DATA TO PROCESS:
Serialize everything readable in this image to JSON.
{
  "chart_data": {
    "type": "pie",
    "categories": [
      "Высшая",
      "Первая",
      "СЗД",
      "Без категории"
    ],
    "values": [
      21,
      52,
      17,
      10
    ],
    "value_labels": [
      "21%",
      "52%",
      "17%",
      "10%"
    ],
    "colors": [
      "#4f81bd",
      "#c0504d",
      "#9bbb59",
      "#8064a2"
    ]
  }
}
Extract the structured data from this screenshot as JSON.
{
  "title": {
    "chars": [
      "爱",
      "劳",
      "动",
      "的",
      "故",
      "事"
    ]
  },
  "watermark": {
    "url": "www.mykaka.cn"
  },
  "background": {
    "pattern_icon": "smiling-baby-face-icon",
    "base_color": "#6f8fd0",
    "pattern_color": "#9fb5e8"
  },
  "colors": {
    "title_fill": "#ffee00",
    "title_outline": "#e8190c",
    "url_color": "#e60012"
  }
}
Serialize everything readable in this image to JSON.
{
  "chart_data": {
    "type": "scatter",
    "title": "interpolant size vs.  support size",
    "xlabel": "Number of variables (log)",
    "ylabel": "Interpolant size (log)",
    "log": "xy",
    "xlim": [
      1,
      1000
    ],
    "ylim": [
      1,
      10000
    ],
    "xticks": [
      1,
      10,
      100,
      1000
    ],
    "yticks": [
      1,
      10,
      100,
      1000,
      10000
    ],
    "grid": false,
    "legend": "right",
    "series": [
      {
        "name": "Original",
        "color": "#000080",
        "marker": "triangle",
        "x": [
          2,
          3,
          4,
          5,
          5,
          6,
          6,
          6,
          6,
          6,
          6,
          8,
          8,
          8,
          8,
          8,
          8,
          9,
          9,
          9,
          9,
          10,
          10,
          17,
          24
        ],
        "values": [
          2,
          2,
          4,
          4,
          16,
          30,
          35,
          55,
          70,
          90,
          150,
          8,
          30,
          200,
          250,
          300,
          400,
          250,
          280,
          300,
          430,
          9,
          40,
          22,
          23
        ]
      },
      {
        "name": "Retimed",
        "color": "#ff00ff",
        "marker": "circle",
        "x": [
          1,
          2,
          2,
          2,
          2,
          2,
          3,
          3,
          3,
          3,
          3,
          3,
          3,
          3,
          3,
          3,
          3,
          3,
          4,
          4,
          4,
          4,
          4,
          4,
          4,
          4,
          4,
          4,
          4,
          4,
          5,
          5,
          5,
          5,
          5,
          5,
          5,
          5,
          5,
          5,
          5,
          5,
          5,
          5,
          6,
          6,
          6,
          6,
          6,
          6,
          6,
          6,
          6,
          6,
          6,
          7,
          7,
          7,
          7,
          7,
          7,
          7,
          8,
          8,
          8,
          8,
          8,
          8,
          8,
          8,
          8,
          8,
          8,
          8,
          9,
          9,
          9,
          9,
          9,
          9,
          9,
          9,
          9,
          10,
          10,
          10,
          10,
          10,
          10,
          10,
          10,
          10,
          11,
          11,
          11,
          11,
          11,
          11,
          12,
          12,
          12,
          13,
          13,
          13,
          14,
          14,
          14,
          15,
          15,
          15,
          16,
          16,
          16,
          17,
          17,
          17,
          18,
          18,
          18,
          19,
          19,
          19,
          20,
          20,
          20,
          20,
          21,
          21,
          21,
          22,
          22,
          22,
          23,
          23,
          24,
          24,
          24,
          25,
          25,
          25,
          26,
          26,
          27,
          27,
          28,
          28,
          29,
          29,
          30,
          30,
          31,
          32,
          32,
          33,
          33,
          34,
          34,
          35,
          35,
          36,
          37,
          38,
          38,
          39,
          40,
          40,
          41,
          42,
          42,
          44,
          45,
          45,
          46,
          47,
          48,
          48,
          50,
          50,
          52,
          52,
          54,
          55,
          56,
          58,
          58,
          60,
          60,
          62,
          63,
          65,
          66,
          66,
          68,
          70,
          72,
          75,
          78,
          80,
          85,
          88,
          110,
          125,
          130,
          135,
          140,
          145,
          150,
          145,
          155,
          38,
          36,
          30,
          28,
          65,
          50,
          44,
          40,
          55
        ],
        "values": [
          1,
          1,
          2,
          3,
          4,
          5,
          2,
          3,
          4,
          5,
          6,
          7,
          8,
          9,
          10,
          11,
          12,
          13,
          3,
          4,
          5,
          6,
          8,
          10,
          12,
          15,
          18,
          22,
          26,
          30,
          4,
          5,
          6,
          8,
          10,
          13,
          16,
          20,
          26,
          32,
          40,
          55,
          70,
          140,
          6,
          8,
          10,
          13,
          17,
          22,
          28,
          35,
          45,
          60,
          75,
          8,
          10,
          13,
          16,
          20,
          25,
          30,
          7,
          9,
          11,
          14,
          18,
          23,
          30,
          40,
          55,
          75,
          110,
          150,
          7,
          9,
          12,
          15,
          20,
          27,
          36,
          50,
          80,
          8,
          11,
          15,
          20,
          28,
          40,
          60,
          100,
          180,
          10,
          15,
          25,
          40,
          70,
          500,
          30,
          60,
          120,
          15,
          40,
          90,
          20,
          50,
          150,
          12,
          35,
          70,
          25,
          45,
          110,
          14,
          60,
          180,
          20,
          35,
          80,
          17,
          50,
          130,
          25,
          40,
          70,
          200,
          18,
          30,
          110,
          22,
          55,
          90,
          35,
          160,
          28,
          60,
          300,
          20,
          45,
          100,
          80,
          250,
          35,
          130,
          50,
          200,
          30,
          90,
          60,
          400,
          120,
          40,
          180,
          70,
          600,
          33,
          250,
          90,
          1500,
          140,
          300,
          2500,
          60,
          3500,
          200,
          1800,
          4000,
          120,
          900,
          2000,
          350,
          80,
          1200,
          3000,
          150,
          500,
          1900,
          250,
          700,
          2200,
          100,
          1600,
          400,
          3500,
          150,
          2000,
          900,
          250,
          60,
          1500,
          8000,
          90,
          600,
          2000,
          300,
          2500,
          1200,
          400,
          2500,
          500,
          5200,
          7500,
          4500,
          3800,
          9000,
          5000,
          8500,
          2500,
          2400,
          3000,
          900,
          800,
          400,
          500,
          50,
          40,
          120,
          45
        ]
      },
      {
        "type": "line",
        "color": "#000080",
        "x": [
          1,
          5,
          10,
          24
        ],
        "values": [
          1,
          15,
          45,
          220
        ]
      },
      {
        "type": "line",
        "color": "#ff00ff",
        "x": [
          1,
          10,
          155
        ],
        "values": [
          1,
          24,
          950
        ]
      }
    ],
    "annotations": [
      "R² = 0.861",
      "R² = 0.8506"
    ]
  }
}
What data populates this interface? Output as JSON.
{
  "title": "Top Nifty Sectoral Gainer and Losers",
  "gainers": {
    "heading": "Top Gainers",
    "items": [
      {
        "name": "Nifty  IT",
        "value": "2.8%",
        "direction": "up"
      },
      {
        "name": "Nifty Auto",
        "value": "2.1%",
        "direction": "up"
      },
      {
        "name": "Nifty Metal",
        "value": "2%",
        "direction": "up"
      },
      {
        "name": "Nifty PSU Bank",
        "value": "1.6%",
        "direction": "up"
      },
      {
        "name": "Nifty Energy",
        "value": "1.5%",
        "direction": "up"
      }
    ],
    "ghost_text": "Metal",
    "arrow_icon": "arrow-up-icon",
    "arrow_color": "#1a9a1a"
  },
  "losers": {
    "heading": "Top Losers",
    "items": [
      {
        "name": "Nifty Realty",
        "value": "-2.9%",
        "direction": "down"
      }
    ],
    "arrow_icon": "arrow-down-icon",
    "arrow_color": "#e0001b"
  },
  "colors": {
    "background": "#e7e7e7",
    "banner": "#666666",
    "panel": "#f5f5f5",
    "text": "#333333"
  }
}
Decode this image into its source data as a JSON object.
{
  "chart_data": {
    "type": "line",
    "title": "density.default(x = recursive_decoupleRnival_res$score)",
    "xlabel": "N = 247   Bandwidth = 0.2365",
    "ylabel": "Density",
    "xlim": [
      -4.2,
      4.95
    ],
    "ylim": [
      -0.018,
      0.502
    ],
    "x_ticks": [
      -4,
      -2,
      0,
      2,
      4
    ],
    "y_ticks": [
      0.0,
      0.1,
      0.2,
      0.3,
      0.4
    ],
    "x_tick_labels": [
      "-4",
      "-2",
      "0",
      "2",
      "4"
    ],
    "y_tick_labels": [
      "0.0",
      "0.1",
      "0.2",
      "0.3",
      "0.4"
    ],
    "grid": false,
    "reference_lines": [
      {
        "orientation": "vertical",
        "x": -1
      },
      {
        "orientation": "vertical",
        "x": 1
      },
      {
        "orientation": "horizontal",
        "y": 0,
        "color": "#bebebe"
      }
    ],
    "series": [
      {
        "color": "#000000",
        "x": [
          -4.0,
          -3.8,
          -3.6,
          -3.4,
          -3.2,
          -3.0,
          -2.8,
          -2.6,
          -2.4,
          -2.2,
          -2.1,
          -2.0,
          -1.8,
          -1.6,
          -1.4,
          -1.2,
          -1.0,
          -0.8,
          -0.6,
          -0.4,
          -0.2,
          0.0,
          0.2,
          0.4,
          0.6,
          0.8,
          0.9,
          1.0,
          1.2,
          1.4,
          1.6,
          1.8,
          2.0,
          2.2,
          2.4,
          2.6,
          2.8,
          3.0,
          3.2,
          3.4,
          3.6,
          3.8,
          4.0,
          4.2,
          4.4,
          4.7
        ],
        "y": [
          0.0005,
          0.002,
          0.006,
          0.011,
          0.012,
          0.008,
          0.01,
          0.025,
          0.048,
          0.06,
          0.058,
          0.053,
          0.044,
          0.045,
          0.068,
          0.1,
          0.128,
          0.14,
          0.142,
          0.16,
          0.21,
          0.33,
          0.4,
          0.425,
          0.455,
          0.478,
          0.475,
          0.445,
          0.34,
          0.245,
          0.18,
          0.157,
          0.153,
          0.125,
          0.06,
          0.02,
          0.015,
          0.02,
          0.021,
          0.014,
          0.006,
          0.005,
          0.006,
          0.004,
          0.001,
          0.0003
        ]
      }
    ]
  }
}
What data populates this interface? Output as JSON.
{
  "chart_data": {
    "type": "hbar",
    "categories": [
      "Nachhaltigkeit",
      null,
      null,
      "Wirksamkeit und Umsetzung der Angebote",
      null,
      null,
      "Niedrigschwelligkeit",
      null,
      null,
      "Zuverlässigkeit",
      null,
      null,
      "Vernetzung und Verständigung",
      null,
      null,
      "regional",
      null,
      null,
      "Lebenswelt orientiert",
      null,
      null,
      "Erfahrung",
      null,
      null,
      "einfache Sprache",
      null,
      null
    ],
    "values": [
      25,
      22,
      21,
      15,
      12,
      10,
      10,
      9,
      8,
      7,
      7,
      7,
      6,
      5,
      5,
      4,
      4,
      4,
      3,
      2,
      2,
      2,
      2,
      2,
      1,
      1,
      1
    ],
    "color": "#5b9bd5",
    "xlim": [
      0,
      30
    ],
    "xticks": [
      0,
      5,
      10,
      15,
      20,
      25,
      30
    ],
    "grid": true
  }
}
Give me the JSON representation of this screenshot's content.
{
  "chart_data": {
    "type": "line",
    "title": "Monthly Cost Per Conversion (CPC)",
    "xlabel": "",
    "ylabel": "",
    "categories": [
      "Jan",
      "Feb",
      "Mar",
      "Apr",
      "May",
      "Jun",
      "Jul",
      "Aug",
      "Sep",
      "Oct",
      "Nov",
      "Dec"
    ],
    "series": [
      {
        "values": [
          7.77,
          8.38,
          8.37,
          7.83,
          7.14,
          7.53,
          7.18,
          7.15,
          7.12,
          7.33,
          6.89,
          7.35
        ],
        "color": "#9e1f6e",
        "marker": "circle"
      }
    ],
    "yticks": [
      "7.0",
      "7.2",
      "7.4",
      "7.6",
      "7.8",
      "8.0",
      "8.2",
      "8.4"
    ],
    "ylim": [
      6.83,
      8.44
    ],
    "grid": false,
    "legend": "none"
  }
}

CHALLENGE: Find the string "JSON" in the listing and return every line that holds it.

SOLVED EXERCISE:
Serialize everything readable in this image to JSON.
Extract the structured data from this screenshot as JSON.
Serialize everything readable in this image to JSON.
What data populates this interface? Output as JSON.
Decode this image into its source data as a JSON object.
What data populates this interface? Output as JSON.
Give me the JSON representation of this screenshot's content.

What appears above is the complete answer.